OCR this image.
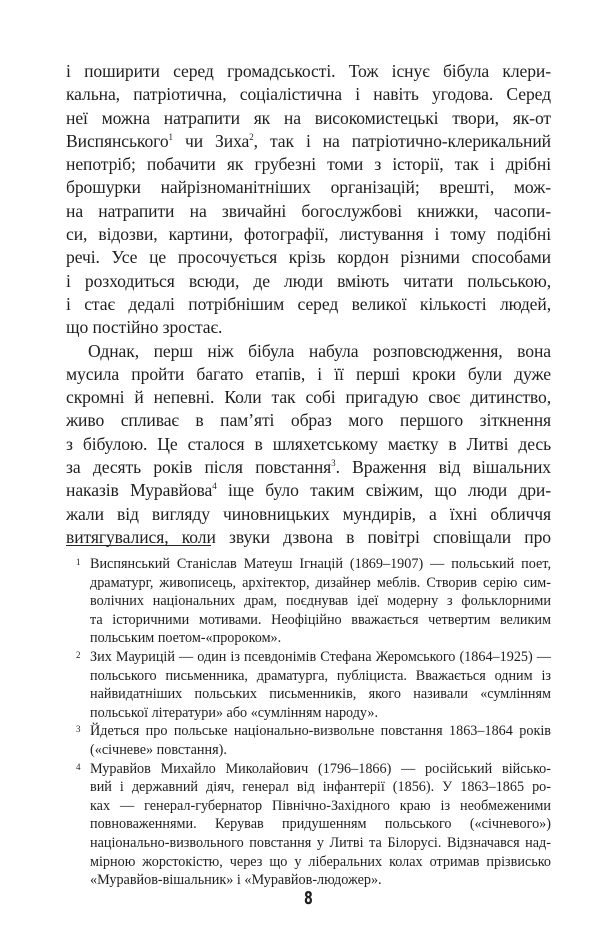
і поширити серед громадськості. Тож існує бібула клери-
кальна, патріотична, соціалістична і навіть угодова. Серед
неї можна натрапити як на високомистецькі твори, як-от
Виспянського$^1$ чи Зиха$^2$, так і на патріотично-клерикальний
непотріб; побачити як грубезні томи з історії, так і дрібні
брошурки найрізноманітніших організацій; врешті, мож-
на натрапити на звичайні богослужбові книжки, часопи-
си, відозви, картини, фотографії, листування і тому подібні
речі. Усе це просочується крізь кордон різними способами
і розходиться всюди, де люди вміють читати польською,
і стає дедалі потрібнішим серед великої кількості людей,
що постійно зростає.
Однак, перш ніж бібула набула розповсюдження, вона
мусила пройти багато етапів, і її перші кроки були дуже
скромні й непевні. Коли так собі пригадую своє дитинство,
живо спливає в пам’яті образ мого першого зіткнення
з бібулою. Це сталося в шляхетському маєтку в Литві десь
за десять років після повстання$^3$. Враження від вішальних
наказів Муравйова$^4$ іще було таким свіжим, що люди дри-
жали від вигляду чиновницьких мундирів, а їхні обличчя
витягувалися, коли звуки дзвона в повітрі сповіщали про
1 Виспянський Станіслав Матеуш Ігнацій (1869–1907) — польський поет,
драматург, живописець, архітектор, дизайнер меблів. Створив серію сим-
волічних національних драм, поєднував ідеї модерну з фольклорними
та історичними мотивами. Неофіційно вважається четвертим великим
польським поетом-«пророком».
2 Зих Маурицій — один із псевдонімів Стефана Жеромського (1864–1925) —
польського письменника, драматурга, публіциста. Вважається одним із
найвидатніших польських письменників, якого називали «сумлінням
польської літератури» або «сумлінням народу».
3 Йдеться про польське національно-визвольне повстання 1863–1864 років
(«січневе» повстання).
4 Муравйов Михайло Миколайович (1796–1866) — російський військо-
вий і державний діяч, генерал від інфантерії (1856). У 1863–1865 ро-
ках — генерал-губернатор Північно-Західного краю із необмеженими
повноваженнями. Керував придушенням польського («січневого»)
національно-визвольного повстання у Литві та Білорусі. Відзначався над-
мірною жорстокістю, через що у ліберальних колах отримав прізвисько
«Муравйов-вішальник» і «Муравйов-людожер».
8
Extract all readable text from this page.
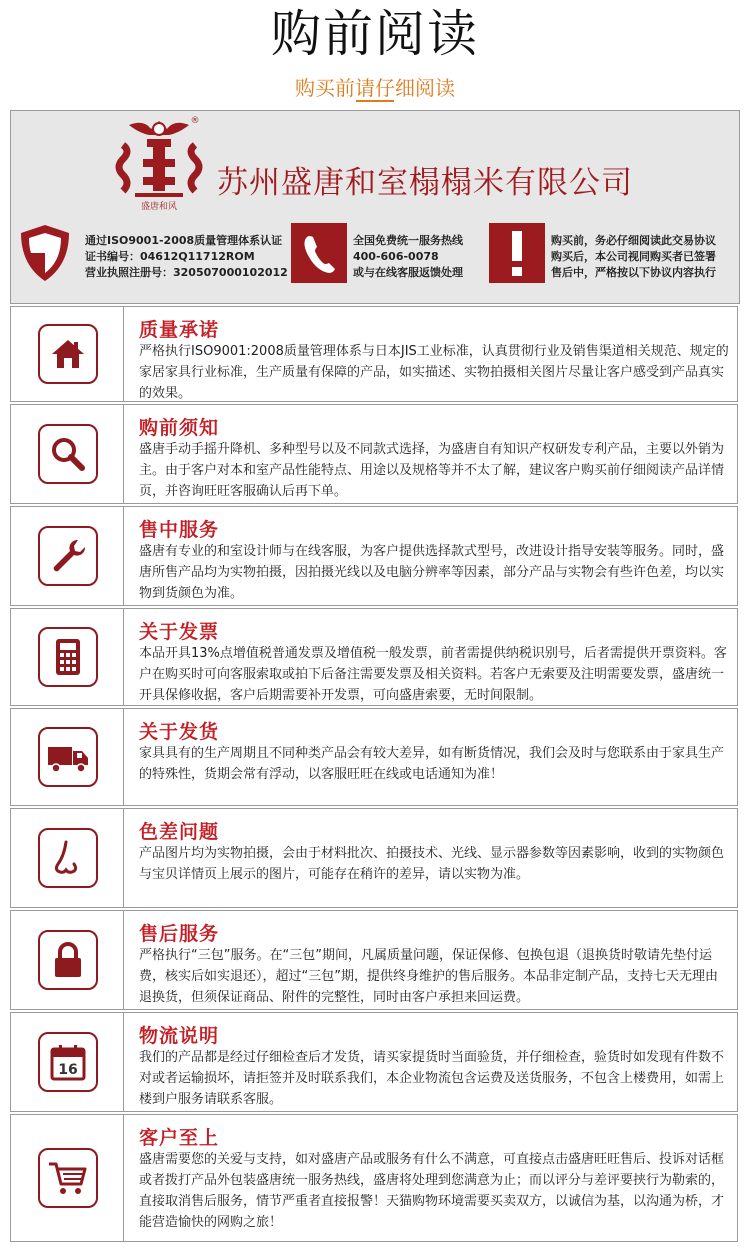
购前阅读
购买前请仔细阅读
盛唐和风
®
苏州盛唐和室榻榻米有限公司
通过ISO9001-2008质量管理体系认证
证书编号：04612Q11712ROM
营业执照注册号：320507000102012
全国免费统一服务热线
400-606-0078
或与在线客服返馈处理
购买前，务必仔细阅读此交易协议
购买后，本公司视同购买者已签署
售后中，严格按以下协议内容执行
质量承诺
严格执行ISO9001:2008质量管理体系与日本JIS工业标准，认真贯彻行业及销售渠道相关规范、规定的家居家具行业标准，生产质量有保障的产品，如实描述、实物拍摄相关图片尽量让客户感受到产品真实的效果。
购前须知
盛唐手动手摇升降机、多种型号以及不同款式选择，为盛唐自有知识产权研发专利产品，主要以外销为主。由于客户对本和室产品性能特点、用途以及规格等并不太了解，建议客户购买前仔细阅读产品详情页，并咨询旺旺客服确认后再下单。
售中服务
盛唐有专业的和室设计师与在线客服，为客户提供选择款式型号，改进设计指导安装等服务。同时，盛唐所售产品均为实物拍摄，因拍摄光线以及电脑分辨率等因素，部分产品与实物会有些许色差，均以实物到货颜色为准。
关于发票
本品开具13%点增值税普通发票及增值税一般发票，前者需提供纳税识别号，后者需提供开票资料。客户在购买时可向客服索取或拍下后备注需要发票及相关资料。若客户无索要及注明需要发票，盛唐统一开具保修收据，客户后期需要补开发票，可向盛唐索要，无时间限制。
关于发货
家具具有的生产周期且不同种类产品会有较大差异，如有断货情况，我们会及时与您联系由于家具生产的特殊性，货期会常有浮动，以客服旺旺在线或电话通知为准！
色差问题
产品图片均为实物拍摄，会由于材料批次、拍摄技术、光线、显示器参数等因素影响，收到的实物颜色与宝贝详情页上展示的图片，可能存在稍许的差异，请以实物为准。
售后服务
严格执行“三包”服务。在“三包”期间，凡属质量问题，保证保修、包换包退（退换货时敬请先垫付运费，核实后如实退还），超过“三包”期，提供终身维护的售后服务。本品非定制产品，支持七天无理由退换货，但须保证商品、附件的完整性，同时由客户承担来回运费。
16
物流说明
我们的产品都是经过仔细检查后才发货，请买家提货时当面验货，并仔细检查，验货时如发现有件数不对或者运输损坏，请拒签并及时联系我们，本企业物流包含运费及送货服务，不包含上楼费用，如需上楼到户服务请联系客服。
客户至上
盛唐需要您的关爱与支持，如对盛唐产品或服务有什么不满意，可直接点击盛唐旺旺售后、投诉对话框或者拨打产品外包装盛唐统一服务热线，盛唐将处理到您满意为止；而以评分与差评要挟行为勒索的，直接取消售后服务，情节严重者直接报警！天猫购物环境需要买卖双方，以诚信为基，以沟通为桥，才能营造愉快的网购之旅！
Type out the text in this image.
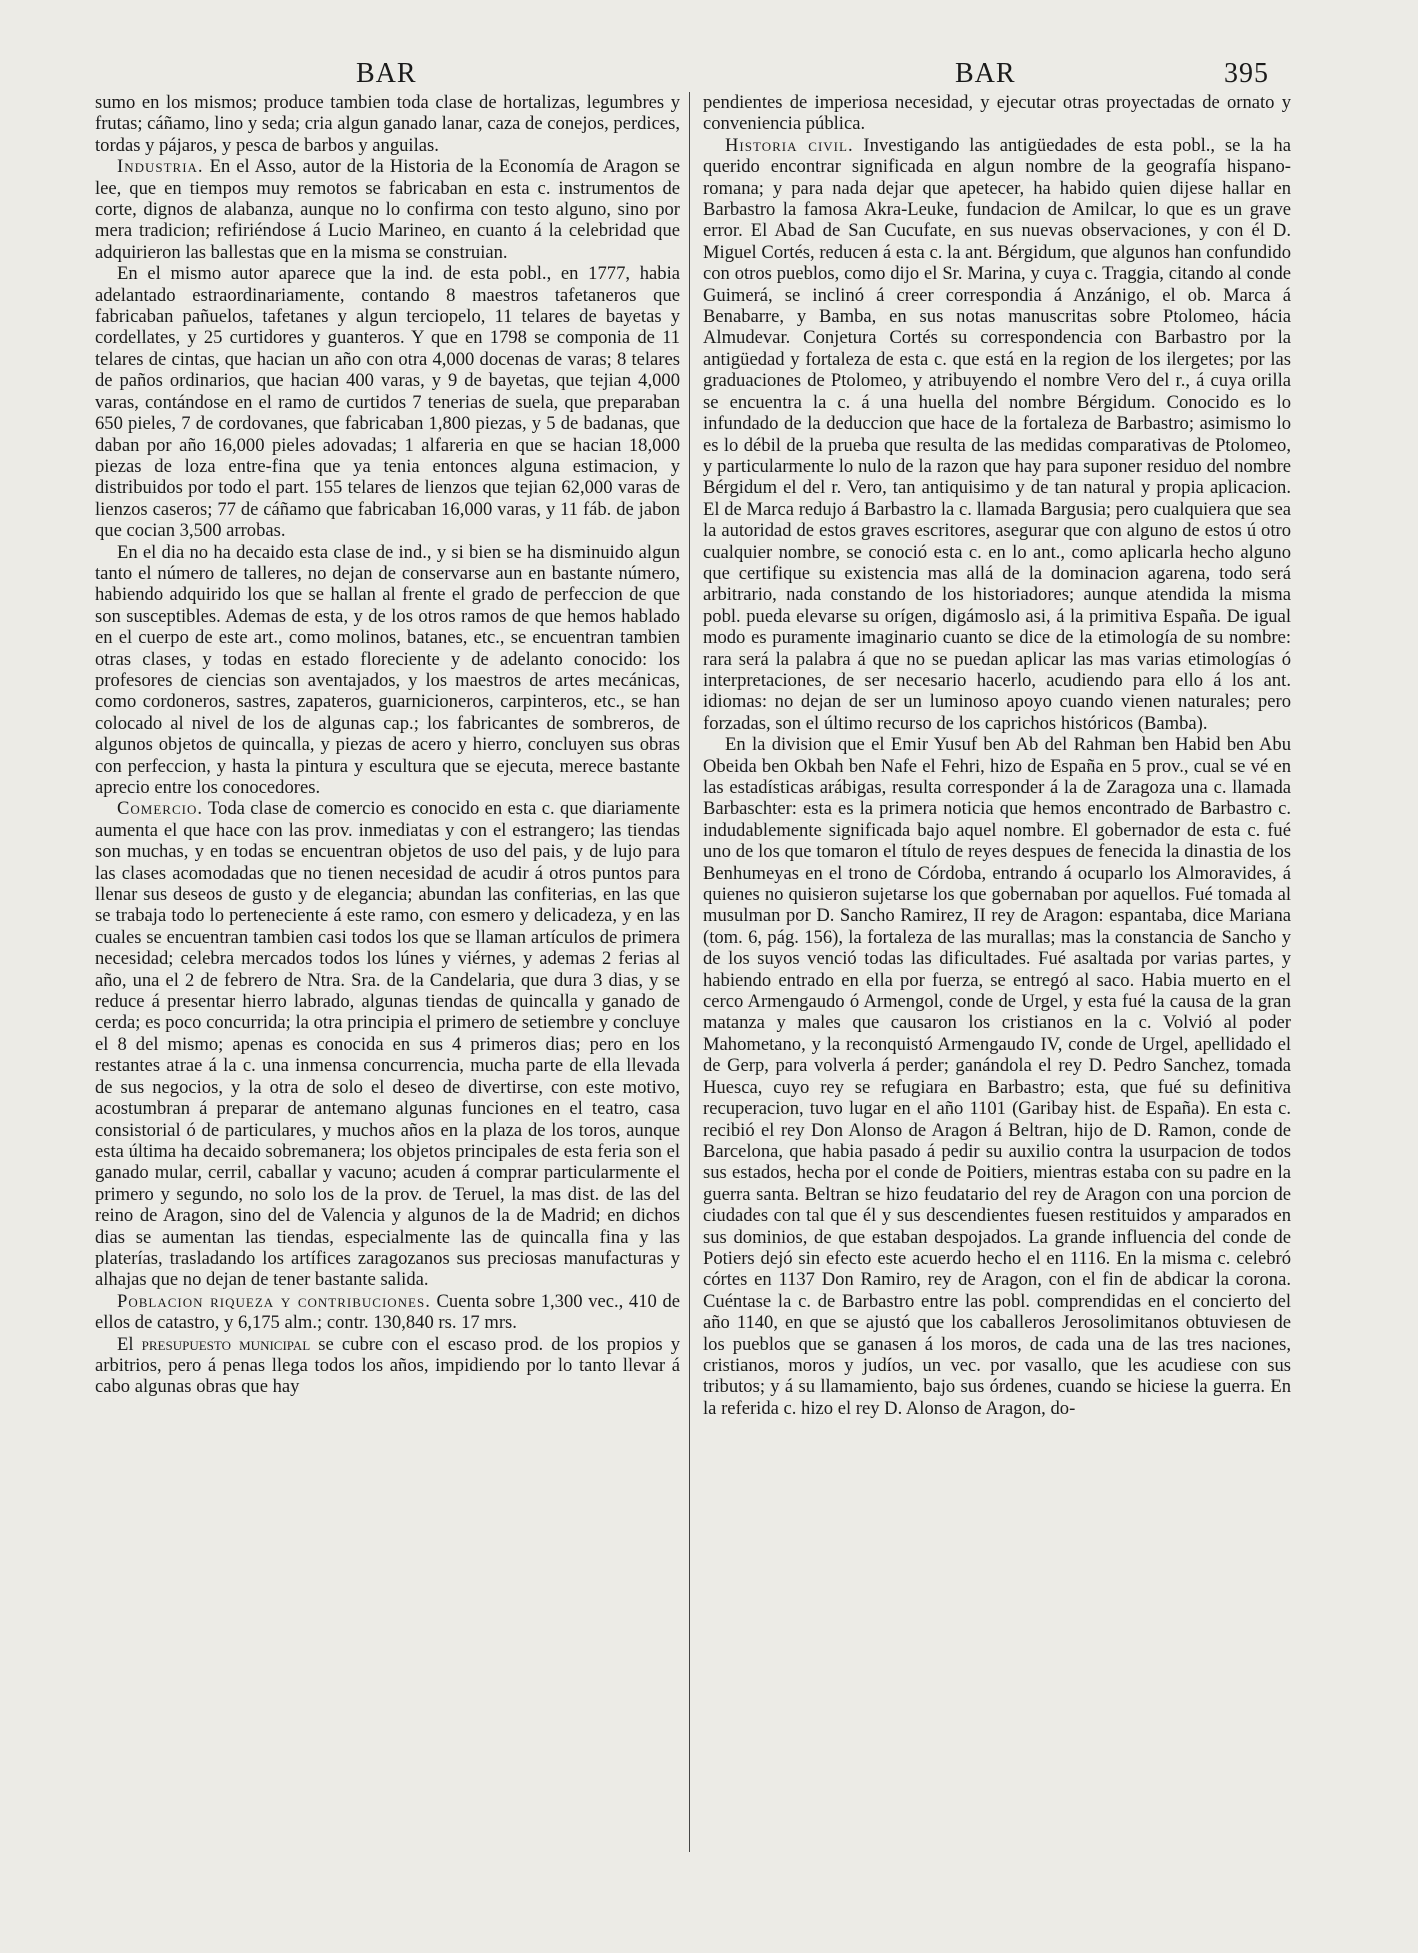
BAR	BAR	395

sumo en los mismos; produce tambien toda clase de hortalizas, legumbres y frutas; cáñamo, lino y seda; cria algun ganado lanar, caza de conejos, perdices, tordas y pájaros, y pesca de barbos y anguilas.

Industria. En el Asso, autor de la Historia de la Economía de Aragon se lee, que en tiempos muy remotos se fabricaban en esta c. instrumentos de corte, dignos de alabanza, aunque no lo confirma con testo alguno, sino por mera tradicion; refiriéndose á Lucio Marineo, en cuanto á la celebridad que adquirieron las ballestas que en la misma se construian.

En el mismo autor aparece que la ind. de esta pobl., en 1777, habia adelantado estraordinariamente, contando 8 maestros tafetaneros que fabricaban pañuelos, tafetanes y algun terciopelo, 11 telares de bayetas y cordellates, y 25 curtidores y guanteros. Y que en 1798 se componia de 11 telares de cintas, que hacian un año con otra 4,000 docenas de varas; 8 telares de paños ordinarios, que hacian 400 varas, y 9 de bayetas, que tejian 4,000 varas, contándose en el ramo de curtidos 7 tenerias de suela, que preparaban 650 pieles, 7 de cordovanes, que fabricaban 1,800 piezas, y 5 de badanas, que daban por año 16,000 pieles adovadas; 1 alfareria en que se hacian 18,000 piezas de loza entre-fina que ya tenia entonces alguna estimacion, y distribuidos por todo el part. 155 telares de lienzos que tejian 62,000 varas de lienzos caseros; 77 de cáñamo que fabricaban 16,000 varas, y 11 fáb. de jabon que cocian 3,500 arrobas.

En el dia no ha decaido esta clase de ind., y si bien se ha disminuido algun tanto el número de talleres, no dejan de conservarse aun en bastante número, habiendo adquirido los que se hallan al frente el grado de perfeccion de que son susceptibles. Ademas de esta, y de los otros ramos de que hemos hablado en el cuerpo de este art., como molinos, batanes, etc., se encuentran tambien otras clases, y todas en estado floreciente y de adelanto conocido: los profesores de ciencias son aventajados, y los maestros de artes mecánicas, como cordoneros, sastres, zapateros, guarnicioneros, carpinteros, etc., se han colocado al nivel de los de algunas cap.; los fabricantes de sombreros, de algunos objetos de quincalla, y piezas de acero y hierro, concluyen sus obras con perfeccion, y hasta la pintura y escultura que se ejecuta, merece bastante aprecio entre los conocedores.

Comercio. Toda clase de comercio es conocido en esta c. que diariamente aumenta el que hace con las prov. inmediatas y con el estrangero; las tiendas son muchas, y en todas se encuentran objetos de uso del pais, y de lujo para las clases acomodadas que no tienen necesidad de acudir á otros puntos para llenar sus deseos de gusto y de elegancia; abundan las confiterias, en las que se trabaja todo lo perteneciente á este ramo, con esmero y delicadeza, y en las cuales se encuentran tambien casi todos los que se llaman artículos de primera necesidad; celebra mercados todos los lúnes y viérnes, y ademas 2 ferias al año, una el 2 de febrero de Ntra. Sra. de la Candelaria, que dura 3 dias, y se reduce á presentar hierro labrado, algunas tiendas de quincalla y ganado de cerda; es poco concurrida; la otra principia el primero de setiembre y concluye el 8 del mismo; apenas es conocida en sus 4 primeros dias; pero en los restantes atrae á la c. una inmensa concurrencia, mucha parte de ella llevada de sus negocios, y la otra de solo el deseo de divertirse, con este motivo, acostumbran á preparar de antemano algunas funciones en el teatro, casa consistorial ó de particulares, y muchos años en la plaza de los toros, aunque esta última ha decaido sobremanera; los objetos principales de esta feria son el ganado mular, cerril, caballar y vacuno; acuden á comprar particularmente el primero y segundo, no solo los de la prov. de Teruel, la mas dist. de las del reino de Aragon, sino del de Valencia y algunos de la de Madrid; en dichos dias se aumentan las tiendas, especialmente las de quincalla fina y las platerías, trasladando los artífices zaragozanos sus preciosas manufacturas y alhajas que no dejan de tener bastante salida.

Poblacion riqueza y contribuciones. Cuenta sobre 1,300 vec., 410 de ellos de catastro, y 6,175 alm.; contr. 130,840 rs. 17 mrs.

El presupuesto municipal se cubre con el escaso prod. de los propios y arbitrios, pero á penas llega todos los años, impidiendo por lo tanto llevar á cabo algunas obras que hay

pendientes de imperiosa necesidad, y ejecutar otras proyectadas de ornato y conveniencia pública.

Historia civil. Investigando las antigüedades de esta pobl., se la ha querido encontrar significada en algun nombre de la geografía hispano-romana; y para nada dejar que apetecer, ha habido quien dijese hallar en Barbastro la famosa Akra-Leuke, fundacion de Amilcar, lo que es un grave error. El Abad de San Cucufate, en sus nuevas observaciones, y con él D. Miguel Cortés, reducen á esta c. la ant. Bérgidum, que algunos han confundido con otros pueblos, como dijo el Sr. Marina, y cuya c. Traggia, citando al conde Guimerá, se inclinó á creer correspondia á Anzánigo, el ob. Marca á Benabarre, y Bamba, en sus notas manuscritas sobre Ptolomeo, hácia Almudevar. Conjetura Cortés su correspondencia con Barbastro por la antigüedad y fortaleza de esta c. que está en la region de los ilergetes; por las graduaciones de Ptolomeo, y atribuyendo el nombre Vero del r., á cuya orilla se encuentra la c. á una huella del nombre Bérgidum. Conocido es lo infundado de la deduccion que hace de la fortaleza de Barbastro; asimismo lo es lo débil de la prueba que resulta de las medidas comparativas de Ptolomeo, y particularmente lo nulo de la razon que hay para suponer residuo del nombre Bérgidum el del r. Vero, tan antiquisimo y de tan natural y propia aplicacion. El de Marca redujo á Barbastro la c. llamada Bargusia; pero cualquiera que sea la autoridad de estos graves escritores, asegurar que con alguno de estos ú otro cualquier nombre, se conoció esta c. en lo ant., como aplicarla hecho alguno que certifique su existencia mas allá de la dominacion agarena, todo será arbitrario, nada constando de los historiadores; aunque atendida la misma pobl. pueda elevarse su orígen, digámoslo asi, á la primitiva España. De igual modo es puramente imaginario cuanto se dice de la etimología de su nombre: rara será la palabra á que no se puedan aplicar las mas varias etimologías ó interpretaciones, de ser necesario hacerlo, acudiendo para ello á los ant. idiomas: no dejan de ser un luminoso apoyo cuando vienen naturales; pero forzadas, son el último recurso de los caprichos históricos (Bamba).

En la division que el Emir Yusuf ben Ab del Rahman ben Habid ben Abu Obeida ben Okbah ben Nafe el Fehri, hizo de España en 5 prov., cual se vé en las estadísticas arábigas, resulta corresponder á la de Zaragoza una c. llamada Barbaschter: esta es la primera noticia que hemos encontrado de Barbastro c. indudablemente significada bajo aquel nombre. El gobernador de esta c. fué uno de los que tomaron el título de reyes despues de fenecida la dinastia de los Benhumeyas en el trono de Córdoba, entrando á ocuparlo los Almoravides, á quienes no quisieron sujetarse los que gobernaban por aquellos. Fué tomada al musulman por D. Sancho Ramirez, II rey de Aragon: espantaba, dice Mariana (tom. 6, pág. 156), la fortaleza de las murallas; mas la constancia de Sancho y de los suyos venció todas las dificultades. Fué asaltada por varias partes, y habiendo entrado en ella por fuerza, se entregó al saco. Habia muerto en el cerco Armengaudo ó Armengol, conde de Urgel, y esta fué la causa de la gran matanza y males que causaron los cristianos en la c. Volvió al poder Mahometano, y la reconquistó Armengaudo IV, conde de Urgel, apellidado el de Gerp, para volverla á perder; ganándola el rey D. Pedro Sanchez, tomada Huesca, cuyo rey se refugiara en Barbastro; esta, que fué su definitiva recuperacion, tuvo lugar en el año 1101 (Garibay hist. de España). En esta c. recibió el rey Don Alonso de Aragon á Beltran, hijo de D. Ramon, conde de Barcelona, que habia pasado á pedir su auxilio contra la usurpacion de todos sus estados, hecha por el conde de Poitiers, mientras estaba con su padre en la guerra santa. Beltran se hizo feudatario del rey de Aragon con una porcion de ciudades con tal que él y sus descendientes fuesen restituidos y amparados en sus dominios, de que estaban despojados. La grande influencia del conde de Potiers dejó sin efecto este acuerdo hecho el en 1116. En la misma c. celebró córtes en 1137 Don Ramiro, rey de Aragon, con el fin de abdicar la corona. Cuéntase la c. de Barbastro entre las pobl. comprendidas en el concierto del año 1140, en que se ajustó que los caballeros Jerosolimitanos obtuviesen de los pueblos que se ganasen á los moros, de cada una de las tres naciones, cristianos, moros y judíos, un vec. por vasallo, que les acudiese con sus tributos; y á su llamamiento, bajo sus órdenes, cuando se hiciese la guerra. En la referida c. hizo el rey D. Alonso de Aragon, do-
━━━
--- Exercise brief ---
Reproduce every line from the entries that holds the word "польського".

--- Reply ---
польського письменника, драматурга, публіциста. Вважається одним із
повноваженнями. Керував придушенням польського («січневого»)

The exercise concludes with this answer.